**Source text:**
○ ○ ○ ○
General Requirements for Heat Tracing

General rules for Steam Tracing

  • Steam tracing supply lines shall be taken from the top of the supply header to assure dry quality steam.
  • Identify the locations for steam tracing supply manifolds and condensate manifolds early in design to reserve space in plant layout. This applies to non-steam supply and returns manifolds (hot oil, glycol, etc.).
  • Allow for an increase in insulation sizing to allow for tracers.

Instrument Application for heat tracing

In-line instruments can also be required to be heat traced as process condition dictates. In that case, Piping need to provide steam supply and condensate collection manifolds for all other instruments. The break between Piping  Traced Instruments and Control Systems traced instruments will match the drawing break between the two departments.

Heat Tracing System Description

Using various media such as steam, hot water, glycol, or hot oil heat tracing is installed to protect the piping, equipment, and instruments against temperatures that would cause congealing or freezing of the process fluids, interfere with operation, or cause damage to the equipment.

Heat Tracing Design Requirements

  • The daily average low temperature of the coldest month shall be used to select the low ambient design temperature that then determines the degree of winterizing protection required.
  • No winterizing is required for water service except where a sustained temperature below minus 1 degree C is often recorded for 24 hours or longer.
  • Compressors, blowers, and other mechanical equipment shall be specified for operation at low ambient design temperature.

Heat Conservation while Heat tracing

  • Where feasible, insulation shall be used for heat conservation.
  • Heat tracing, plus insulation, is the alternative method for heat conservation.
  • Heat transfer cement may be utilized when a process line requires a high heat input and common methods of heat tracing are inadequate.
  • Steam jacketing is utilized in specific cases where steam tracing with heat transfer cement is inadequate.
  • Electric tracing is utilized when precise temperature control is required or where steam tracing is not practical. The thermostat setting for electric tracing should not be higher than the fluid operating temperature.

Methods for Winterization

  • Winterizing by circulation shall be provided where a sufficient power source is available to keep the fluid circulating.
○ ○ ○ ○
[Annotated region listings]
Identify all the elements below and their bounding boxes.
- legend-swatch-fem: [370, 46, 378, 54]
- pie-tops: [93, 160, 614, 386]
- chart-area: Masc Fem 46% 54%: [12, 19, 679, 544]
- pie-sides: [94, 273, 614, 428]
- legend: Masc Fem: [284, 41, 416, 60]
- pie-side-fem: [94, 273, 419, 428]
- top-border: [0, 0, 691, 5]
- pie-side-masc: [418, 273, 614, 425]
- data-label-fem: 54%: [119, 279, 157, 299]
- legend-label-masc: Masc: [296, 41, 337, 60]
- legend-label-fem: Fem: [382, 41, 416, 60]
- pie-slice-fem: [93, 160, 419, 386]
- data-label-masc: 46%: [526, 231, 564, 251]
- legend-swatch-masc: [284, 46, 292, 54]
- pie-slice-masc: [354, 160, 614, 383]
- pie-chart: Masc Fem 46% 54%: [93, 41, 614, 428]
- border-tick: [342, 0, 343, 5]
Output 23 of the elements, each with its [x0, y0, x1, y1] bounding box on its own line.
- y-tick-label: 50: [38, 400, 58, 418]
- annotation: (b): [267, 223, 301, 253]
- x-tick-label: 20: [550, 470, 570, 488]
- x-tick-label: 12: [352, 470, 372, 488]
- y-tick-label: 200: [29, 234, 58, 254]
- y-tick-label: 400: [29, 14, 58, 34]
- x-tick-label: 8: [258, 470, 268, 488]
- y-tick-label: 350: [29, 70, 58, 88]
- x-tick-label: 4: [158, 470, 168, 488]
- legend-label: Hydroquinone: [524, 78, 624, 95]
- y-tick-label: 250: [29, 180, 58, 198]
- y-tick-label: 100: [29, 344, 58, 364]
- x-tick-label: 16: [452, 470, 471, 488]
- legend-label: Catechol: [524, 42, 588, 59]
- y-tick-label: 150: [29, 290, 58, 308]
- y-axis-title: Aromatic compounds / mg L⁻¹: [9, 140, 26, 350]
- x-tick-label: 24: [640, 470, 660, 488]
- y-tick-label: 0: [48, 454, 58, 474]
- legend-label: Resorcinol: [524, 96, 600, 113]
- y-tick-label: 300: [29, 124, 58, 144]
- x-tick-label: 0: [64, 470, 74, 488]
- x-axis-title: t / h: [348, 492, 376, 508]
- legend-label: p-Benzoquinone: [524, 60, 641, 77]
○ ○ ○ ○
**Complete the following:**
**A)** Print the passage of the heat tracing text that begins with the words containing "General Requirements for" and ends with "the two departments.".
**B)** In the entries, from their first line through the line containing "- legend-label-masc: Masc: [296, 41, 337, 60]", replace "elements" with "items" and leave everything else unchanged. Reproduce only those lines.
The heat tracing text and the entries have no connection to each other.

**Responses to the exercise:**
**A)**
General Requirements for Heat Tracing

General rules for Steam Tracing

  • Steam tracing supply lines shall be taken from the top of the supply header to assure dry quality steam.
  • Identify the locations for steam tracing supply manifolds and condensate manifolds early in design to reserve space in plant layout. This applies to non-steam supply and returns manifolds (hot oil, glycol, etc.).
  • Allow for an increase in insulation sizing to allow for tracers.

Instrument Application for heat tracing

In-line instruments can also be required to be heat traced as process condition dictates. In that case, Piping need to provide steam supply and condensate collection manifolds for all other instruments. The break between Piping  Traced Instruments and Control Systems traced instruments will match the drawing break between the two departments.

**B)**
Identify all the items below and their bounding boxes.
- legend-swatch-fem: [370, 46, 378, 54]
- pie-tops: [93, 160, 614, 386]
- chart-area: Masc Fem 46% 54%: [12, 19, 679, 544]
- pie-sides: [94, 273, 614, 428]
- legend: Masc Fem: [284, 41, 416, 60]
- pie-side-fem: [94, 273, 419, 428]
- top-border: [0, 0, 691, 5]
- pie-side-masc: [418, 273, 614, 425]
- data-label-fem: 54%: [119, 279, 157, 299]
- legend-label-masc: Masc: [296, 41, 337, 60]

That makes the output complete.